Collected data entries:
::::::::
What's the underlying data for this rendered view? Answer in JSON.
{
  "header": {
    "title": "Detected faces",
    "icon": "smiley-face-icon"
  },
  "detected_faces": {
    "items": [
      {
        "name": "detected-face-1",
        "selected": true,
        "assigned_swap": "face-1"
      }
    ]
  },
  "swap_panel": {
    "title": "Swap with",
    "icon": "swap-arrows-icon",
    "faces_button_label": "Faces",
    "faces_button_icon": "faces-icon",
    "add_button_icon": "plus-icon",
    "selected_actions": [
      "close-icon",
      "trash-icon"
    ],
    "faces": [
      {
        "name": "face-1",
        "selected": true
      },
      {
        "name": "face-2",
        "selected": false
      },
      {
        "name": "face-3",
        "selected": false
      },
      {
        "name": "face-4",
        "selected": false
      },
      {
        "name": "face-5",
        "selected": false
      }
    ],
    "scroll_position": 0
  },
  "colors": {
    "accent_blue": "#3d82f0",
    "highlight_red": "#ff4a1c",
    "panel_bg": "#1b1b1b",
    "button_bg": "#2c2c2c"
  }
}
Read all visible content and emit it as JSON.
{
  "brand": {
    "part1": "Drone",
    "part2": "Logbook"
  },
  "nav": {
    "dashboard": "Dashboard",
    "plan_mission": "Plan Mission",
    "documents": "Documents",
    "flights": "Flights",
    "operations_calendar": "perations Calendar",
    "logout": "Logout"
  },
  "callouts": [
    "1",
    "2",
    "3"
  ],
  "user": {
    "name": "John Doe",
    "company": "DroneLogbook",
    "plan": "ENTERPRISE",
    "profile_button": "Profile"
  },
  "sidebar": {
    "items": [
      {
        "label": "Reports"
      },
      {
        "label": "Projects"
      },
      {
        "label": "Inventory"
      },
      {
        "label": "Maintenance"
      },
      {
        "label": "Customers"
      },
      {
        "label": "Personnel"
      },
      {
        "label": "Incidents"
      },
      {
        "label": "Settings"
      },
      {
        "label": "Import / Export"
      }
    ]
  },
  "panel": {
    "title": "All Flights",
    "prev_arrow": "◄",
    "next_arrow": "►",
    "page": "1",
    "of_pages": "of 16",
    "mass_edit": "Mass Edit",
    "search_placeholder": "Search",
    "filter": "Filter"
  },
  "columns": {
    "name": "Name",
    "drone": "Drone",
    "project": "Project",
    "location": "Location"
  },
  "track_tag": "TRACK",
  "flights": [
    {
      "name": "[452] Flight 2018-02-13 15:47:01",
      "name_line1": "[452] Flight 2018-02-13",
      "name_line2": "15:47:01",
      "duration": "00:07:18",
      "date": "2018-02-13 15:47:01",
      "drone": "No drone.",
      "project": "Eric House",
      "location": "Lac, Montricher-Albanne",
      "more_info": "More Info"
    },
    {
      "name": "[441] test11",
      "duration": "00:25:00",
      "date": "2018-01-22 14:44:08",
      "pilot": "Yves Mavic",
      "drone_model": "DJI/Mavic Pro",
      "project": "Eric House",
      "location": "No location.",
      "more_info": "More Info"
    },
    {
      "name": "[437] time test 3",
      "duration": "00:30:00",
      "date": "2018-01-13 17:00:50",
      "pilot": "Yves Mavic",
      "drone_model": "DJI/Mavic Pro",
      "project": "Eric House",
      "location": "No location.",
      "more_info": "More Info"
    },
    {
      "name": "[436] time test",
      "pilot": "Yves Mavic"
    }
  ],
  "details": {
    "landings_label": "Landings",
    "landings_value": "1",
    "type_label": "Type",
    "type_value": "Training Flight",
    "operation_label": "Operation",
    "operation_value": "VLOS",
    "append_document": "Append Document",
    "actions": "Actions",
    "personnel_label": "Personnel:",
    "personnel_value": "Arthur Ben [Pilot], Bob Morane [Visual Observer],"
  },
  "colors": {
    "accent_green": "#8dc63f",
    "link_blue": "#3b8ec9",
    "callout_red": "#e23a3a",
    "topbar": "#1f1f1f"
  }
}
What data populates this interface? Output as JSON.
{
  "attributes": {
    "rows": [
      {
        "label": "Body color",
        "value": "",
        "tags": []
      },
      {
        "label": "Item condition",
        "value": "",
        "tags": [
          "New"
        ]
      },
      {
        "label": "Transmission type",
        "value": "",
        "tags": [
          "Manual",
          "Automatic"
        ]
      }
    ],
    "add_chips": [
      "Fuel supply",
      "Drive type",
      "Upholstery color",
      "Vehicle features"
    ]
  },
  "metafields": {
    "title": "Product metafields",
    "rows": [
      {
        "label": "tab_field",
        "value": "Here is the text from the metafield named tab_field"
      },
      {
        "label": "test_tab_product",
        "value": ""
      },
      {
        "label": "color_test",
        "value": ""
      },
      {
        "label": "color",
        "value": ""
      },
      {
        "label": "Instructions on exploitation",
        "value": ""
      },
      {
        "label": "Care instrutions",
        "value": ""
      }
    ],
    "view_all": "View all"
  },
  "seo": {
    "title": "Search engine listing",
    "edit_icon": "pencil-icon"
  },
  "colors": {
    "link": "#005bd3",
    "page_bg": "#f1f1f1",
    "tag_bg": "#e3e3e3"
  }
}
::::::::
Exercise description: Please repeat the material above, word for word and in full.

Solution to the problem:
What's the underlying data for this rendered view? Answer in JSON.
{
  "header": {
    "title": "Detected faces",
    "icon": "smiley-face-icon"
  },
  "detected_faces": {
    "items": [
      {
        "name": "detected-face-1",
        "selected": true,
        "assigned_swap": "face-1"
      }
    ]
  },
  "swap_panel": {
    "title": "Swap with",
    "icon": "swap-arrows-icon",
    "faces_button_label": "Faces",
    "faces_button_icon": "faces-icon",
    "add_button_icon": "plus-icon",
    "selected_actions": [
      "close-icon",
      "trash-icon"
    ],
    "faces": [
      {
        "name": "face-1",
        "selected": true
      },
      {
        "name": "face-2",
        "selected": false
      },
      {
        "name": "face-3",
        "selected": false
      },
      {
        "name": "face-4",
        "selected": false
      },
      {
        "name": "face-5",
        "selected": false
      }
    ],
    "scroll_position": 0
  },
  "colors": {
    "accent_blue": "#3d82f0",
    "highlight_red": "#ff4a1c",
    "panel_bg": "#1b1b1b",
    "button_bg": "#2c2c2c"
  }
}
Read all visible content and emit it as JSON.
{
  "brand": {
    "part1": "Drone",
    "part2": "Logbook"
  },
  "nav": {
    "dashboard": "Dashboard",
    "plan_mission": "Plan Mission",
    "documents": "Documents",
    "flights": "Flights",
    "operations_calendar": "perations Calendar",
    "logout": "Logout"
  },
  "callouts": [
    "1",
    "2",
    "3"
  ],
  "user": {
    "name": "John Doe",
    "company": "DroneLogbook",
    "plan": "ENTERPRISE",
    "profile_button": "Profile"
  },
  "sidebar": {
    "items": [
      {
        "label": "Reports"
      },
      {
        "label": "Projects"
      },
      {
        "label": "Inventory"
      },
      {
        "label": "Maintenance"
      },
      {
        "label": "Customers"
      },
      {
        "label": "Personnel"
      },
      {
        "label": "Incidents"
      },
      {
        "label": "Settings"
      },
      {
        "label": "Import / Export"
      }
    ]
  },
  "panel": {
    "title": "All Flights",
    "prev_arrow": "◄",
    "next_arrow": "►",
    "page": "1",
    "of_pages": "of 16",
    "mass_edit": "Mass Edit",
    "search_placeholder": "Search",
    "filter": "Filter"
  },
  "columns": {
    "name": "Name",
    "drone": "Drone",
    "project": "Project",
    "location": "Location"
  },
  "track_tag": "TRACK",
  "flights": [
    {
      "name": "[452] Flight 2018-02-13 15:47:01",
      "name_line1": "[452] Flight 2018-02-13",
      "name_line2": "15:47:01",
      "duration": "00:07:18",
      "date": "2018-02-13 15:47:01",
      "drone": "No drone.",
      "project": "Eric House",
      "location": "Lac, Montricher-Albanne",
      "more_info": "More Info"
    },
    {
      "name": "[441] test11",
      "duration": "00:25:00",
      "date": "2018-01-22 14:44:08",
      "pilot": "Yves Mavic",
      "drone_model": "DJI/Mavic Pro",
      "project": "Eric House",
      "location": "No location.",
      "more_info": "More Info"
    },
    {
      "name": "[437] time test 3",
      "duration": "00:30:00",
      "date": "2018-01-13 17:00:50",
      "pilot": "Yves Mavic",
      "drone_model": "DJI/Mavic Pro",
      "project": "Eric House",
      "location": "No location.",
      "more_info": "More Info"
    },
    {
      "name": "[436] time test",
      "pilot": "Yves Mavic"
    }
  ],
  "details": {
    "landings_label": "Landings",
    "landings_value": "1",
    "type_label": "Type",
    "type_value": "Training Flight",
    "operation_label": "Operation",
    "operation_value": "VLOS",
    "append_document": "Append Document",
    "actions": "Actions",
    "personnel_label": "Personnel:",
    "personnel_value": "Arthur Ben [Pilot], Bob Morane [Visual Observer],"
  },
  "colors": {
    "accent_green": "#8dc63f",
    "link_blue": "#3b8ec9",
    "callout_red": "#e23a3a",
    "topbar": "#1f1f1f"
  }
}
What data populates this interface? Output as JSON.
{
  "attributes": {
    "rows": [
      {
        "label": "Body color",
        "value": "",
        "tags": []
      },
      {
        "label": "Item condition",
        "value": "",
        "tags": [
          "New"
        ]
      },
      {
        "label": "Transmission type",
        "value": "",
        "tags": [
          "Manual",
          "Automatic"
        ]
      }
    ],
    "add_chips": [
      "Fuel supply",
      "Drive type",
      "Upholstery color",
      "Vehicle features"
    ]
  },
  "metafields": {
    "title": "Product metafields",
    "rows": [
      {
        "label": "tab_field",
        "value": "Here is the text from the metafield named tab_field"
      },
      {
        "label": "test_tab_product",
        "value": ""
      },
      {
        "label": "color_test",
        "value": ""
      },
      {
        "label": "color",
        "value": ""
      },
      {
        "label": "Instructions on exploitation",
        "value": ""
      },
      {
        "label": "Care instrutions",
        "value": ""
      }
    ],
    "view_all": "View all"
  },
  "seo": {
    "title": "Search engine listing",
    "edit_icon": "pencil-icon"
  },
  "colors": {
    "link": "#005bd3",
    "page_bg": "#f1f1f1",
    "tag_bg": "#e3e3e3"
  }
}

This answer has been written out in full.